→ Short exercise
Show every line of the records below that contains the word "marker".

→ Record extracts
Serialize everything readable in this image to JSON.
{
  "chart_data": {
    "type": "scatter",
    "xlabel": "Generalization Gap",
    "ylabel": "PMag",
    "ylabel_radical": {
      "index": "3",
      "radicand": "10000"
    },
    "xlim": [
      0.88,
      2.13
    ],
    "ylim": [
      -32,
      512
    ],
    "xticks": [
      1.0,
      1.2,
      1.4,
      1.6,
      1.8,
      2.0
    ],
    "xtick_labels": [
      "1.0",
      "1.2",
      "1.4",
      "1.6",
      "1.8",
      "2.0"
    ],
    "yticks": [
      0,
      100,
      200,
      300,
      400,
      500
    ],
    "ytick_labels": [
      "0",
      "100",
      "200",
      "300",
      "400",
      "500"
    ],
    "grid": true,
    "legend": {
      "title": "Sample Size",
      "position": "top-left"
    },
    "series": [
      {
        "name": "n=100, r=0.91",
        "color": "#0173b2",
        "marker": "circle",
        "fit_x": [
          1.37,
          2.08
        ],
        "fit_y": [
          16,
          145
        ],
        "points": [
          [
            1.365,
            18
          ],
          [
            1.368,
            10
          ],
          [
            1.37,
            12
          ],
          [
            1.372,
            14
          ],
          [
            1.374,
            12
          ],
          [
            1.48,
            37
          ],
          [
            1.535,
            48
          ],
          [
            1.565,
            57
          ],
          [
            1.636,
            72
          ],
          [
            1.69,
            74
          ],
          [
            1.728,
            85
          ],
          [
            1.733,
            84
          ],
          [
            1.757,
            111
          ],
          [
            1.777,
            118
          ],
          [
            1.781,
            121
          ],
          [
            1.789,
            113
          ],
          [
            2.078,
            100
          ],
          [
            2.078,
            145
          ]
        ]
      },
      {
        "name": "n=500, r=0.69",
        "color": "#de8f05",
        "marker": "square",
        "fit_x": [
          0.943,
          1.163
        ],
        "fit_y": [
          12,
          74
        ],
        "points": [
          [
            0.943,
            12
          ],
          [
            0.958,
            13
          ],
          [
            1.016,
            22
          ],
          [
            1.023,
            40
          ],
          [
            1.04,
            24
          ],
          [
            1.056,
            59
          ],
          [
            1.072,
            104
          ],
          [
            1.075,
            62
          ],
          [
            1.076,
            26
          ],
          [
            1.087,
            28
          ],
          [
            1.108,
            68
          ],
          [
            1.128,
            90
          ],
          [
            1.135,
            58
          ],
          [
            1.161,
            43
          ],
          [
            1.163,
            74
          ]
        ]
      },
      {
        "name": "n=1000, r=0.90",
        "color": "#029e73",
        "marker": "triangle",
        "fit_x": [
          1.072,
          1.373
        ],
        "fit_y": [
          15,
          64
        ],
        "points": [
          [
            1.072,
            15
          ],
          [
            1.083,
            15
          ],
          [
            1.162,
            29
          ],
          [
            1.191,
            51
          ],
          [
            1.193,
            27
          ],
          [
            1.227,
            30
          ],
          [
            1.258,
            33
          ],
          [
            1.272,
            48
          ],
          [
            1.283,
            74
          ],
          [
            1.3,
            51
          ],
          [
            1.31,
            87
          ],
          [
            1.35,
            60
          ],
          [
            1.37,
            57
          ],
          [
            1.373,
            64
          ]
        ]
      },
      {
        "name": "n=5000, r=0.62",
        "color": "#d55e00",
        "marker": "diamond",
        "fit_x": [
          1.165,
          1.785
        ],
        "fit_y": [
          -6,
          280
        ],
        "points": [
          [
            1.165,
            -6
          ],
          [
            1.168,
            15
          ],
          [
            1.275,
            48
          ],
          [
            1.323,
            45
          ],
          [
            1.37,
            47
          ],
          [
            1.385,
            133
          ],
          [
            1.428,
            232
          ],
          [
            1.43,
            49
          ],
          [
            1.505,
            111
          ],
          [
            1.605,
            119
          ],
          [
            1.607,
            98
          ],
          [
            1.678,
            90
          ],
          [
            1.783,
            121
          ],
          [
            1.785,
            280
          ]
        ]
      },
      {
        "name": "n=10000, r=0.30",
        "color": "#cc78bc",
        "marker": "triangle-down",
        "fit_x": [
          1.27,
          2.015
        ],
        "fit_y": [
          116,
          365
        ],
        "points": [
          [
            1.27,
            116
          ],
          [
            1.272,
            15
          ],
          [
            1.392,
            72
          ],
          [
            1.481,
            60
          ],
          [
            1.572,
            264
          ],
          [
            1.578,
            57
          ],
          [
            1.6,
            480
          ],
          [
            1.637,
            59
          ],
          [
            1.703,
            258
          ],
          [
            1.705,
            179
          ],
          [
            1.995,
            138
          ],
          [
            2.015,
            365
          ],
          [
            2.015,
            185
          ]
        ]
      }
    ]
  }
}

→ The solution
        "marker": "circle",
        "marker": "square",
        "marker": "triangle",
        "marker": "diamond",
        "marker": "triangle-down",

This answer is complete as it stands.